BEGIN The input

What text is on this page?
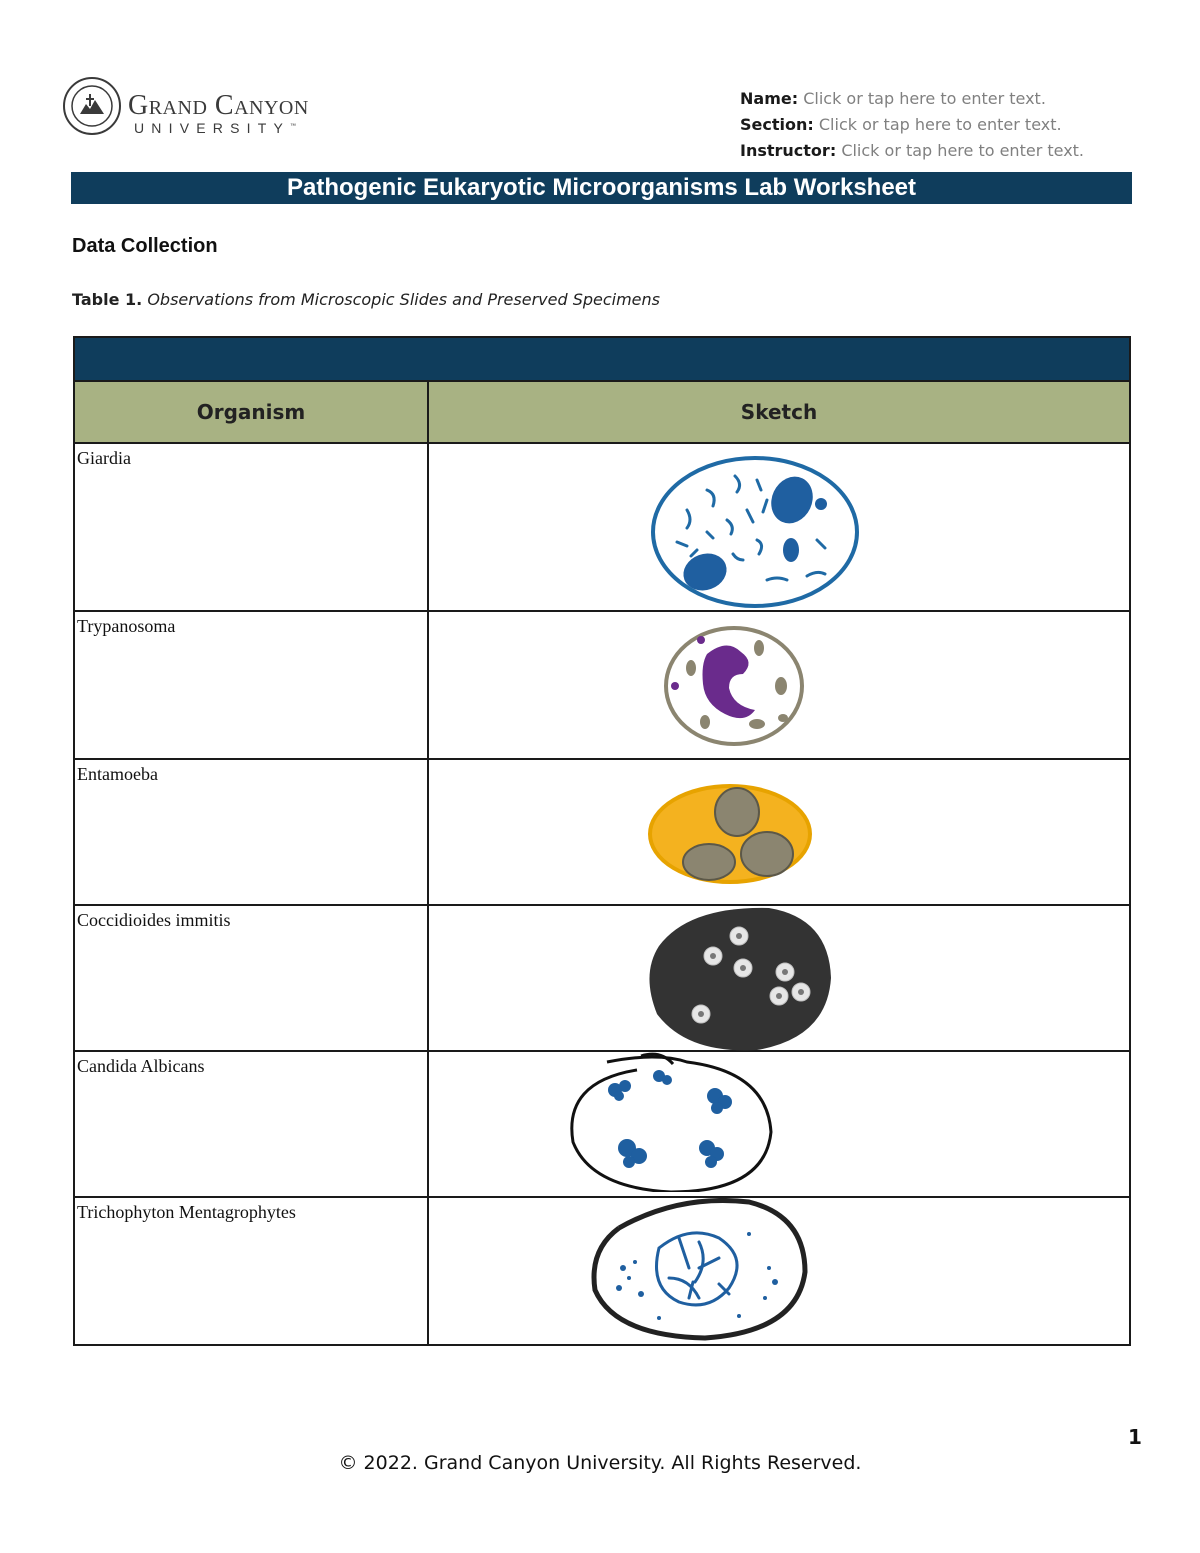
Grand Canyon
UNIVERSITY™
Name: Click or tap here to enter text.
Section: Click or tap here to enter text.
Instructor: Click or tap here to enter text.
Pathogenic Eukaryotic Microorganisms Lab Worksheet
Data Collection
Table 1. Observations from Microscopic Slides and Preserved Specimens
Organism	Sketch
Giardia
Trypanosoma
Entamoeba
Coccidioides immitis
Candida Albicans
Trichophyton Mentagrophytes
1
© 2022. Grand Canyon University. All Rights Reserved.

END The input

Exercise goal:
With the pictures omitted, the records above are to be repeated exactly.

Response to this task:
What text is on this page?
Grand Canyon
UNIVERSITY™
Name: Click or tap here to enter text.
Section: Click or tap here to enter text.
Instructor: Click or tap here to enter text.
Pathogenic Eukaryotic Microorganisms Lab Worksheet
Data Collection
Table 1. Observations from Microscopic Slides and Preserved Specimens
Organism	Sketch
Giardia
Trypanosoma
Entamoeba
Coccidioides immitis
Candida Albicans
Trichophyton Mentagrophytes
1
© 2022. Grand Canyon University. All Rights Reserved.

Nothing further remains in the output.